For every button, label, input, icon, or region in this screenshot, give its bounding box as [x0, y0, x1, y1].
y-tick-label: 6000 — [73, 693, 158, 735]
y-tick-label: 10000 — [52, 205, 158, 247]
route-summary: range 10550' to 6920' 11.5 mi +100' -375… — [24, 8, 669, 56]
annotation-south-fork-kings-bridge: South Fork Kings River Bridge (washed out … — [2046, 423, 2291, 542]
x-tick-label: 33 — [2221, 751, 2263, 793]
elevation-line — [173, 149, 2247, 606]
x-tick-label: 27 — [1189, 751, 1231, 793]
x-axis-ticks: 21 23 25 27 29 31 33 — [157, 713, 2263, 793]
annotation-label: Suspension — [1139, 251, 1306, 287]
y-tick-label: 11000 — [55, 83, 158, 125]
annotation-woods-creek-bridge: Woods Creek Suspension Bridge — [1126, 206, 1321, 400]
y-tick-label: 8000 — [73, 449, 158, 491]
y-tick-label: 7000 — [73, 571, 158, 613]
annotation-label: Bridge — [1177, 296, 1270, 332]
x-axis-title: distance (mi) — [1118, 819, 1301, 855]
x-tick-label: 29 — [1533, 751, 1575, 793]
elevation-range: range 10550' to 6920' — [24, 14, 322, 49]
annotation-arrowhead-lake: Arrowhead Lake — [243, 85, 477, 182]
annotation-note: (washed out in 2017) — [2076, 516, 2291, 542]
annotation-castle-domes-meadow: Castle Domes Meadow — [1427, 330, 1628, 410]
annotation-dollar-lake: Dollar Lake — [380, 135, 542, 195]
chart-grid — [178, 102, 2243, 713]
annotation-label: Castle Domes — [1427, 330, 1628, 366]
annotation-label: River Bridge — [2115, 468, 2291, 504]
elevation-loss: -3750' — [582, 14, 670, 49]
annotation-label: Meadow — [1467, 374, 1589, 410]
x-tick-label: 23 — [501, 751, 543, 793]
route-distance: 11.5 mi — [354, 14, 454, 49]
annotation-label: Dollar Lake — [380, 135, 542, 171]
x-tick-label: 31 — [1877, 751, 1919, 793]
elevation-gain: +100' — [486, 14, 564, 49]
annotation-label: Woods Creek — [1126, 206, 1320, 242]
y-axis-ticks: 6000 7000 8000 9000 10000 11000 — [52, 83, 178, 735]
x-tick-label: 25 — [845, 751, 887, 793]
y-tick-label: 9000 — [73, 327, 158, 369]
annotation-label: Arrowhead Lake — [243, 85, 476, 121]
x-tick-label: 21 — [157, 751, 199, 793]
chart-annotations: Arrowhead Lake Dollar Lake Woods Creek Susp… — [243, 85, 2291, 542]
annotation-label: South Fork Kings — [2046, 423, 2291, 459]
★ ★ ★
Please lay out the listing above as a numbered list, from its first line through the line containing "annotation-label: Suspension —", both included, with blank lines omitted.

Task response:
1. For every button, label, input, icon, or region in this screenshot, give its bounding box as [x0, y0, x1, y1].
2. y-tick-label: 6000 — [73, 693, 158, 735]
3. y-tick-label: 10000 — [52, 205, 158, 247]
4. route-summary: range 10550' to 6920' 11.5 mi +100' -375… — [24, 8, 669, 56]
5. annotation-south-fork-kings-bridge: South Fork Kings River Bridge (washed out … — [2046, 423, 2291, 542]
6. x-tick-label: 33 — [2221, 751, 2263, 793]
7. elevation-line — [173, 149, 2247, 606]
8. x-tick-label: 27 — [1189, 751, 1231, 793]
9. x-axis-ticks: 21 23 25 27 29 31 33 — [157, 713, 2263, 793]
10. annotation-label: Suspension — [1139, 251, 1306, 287]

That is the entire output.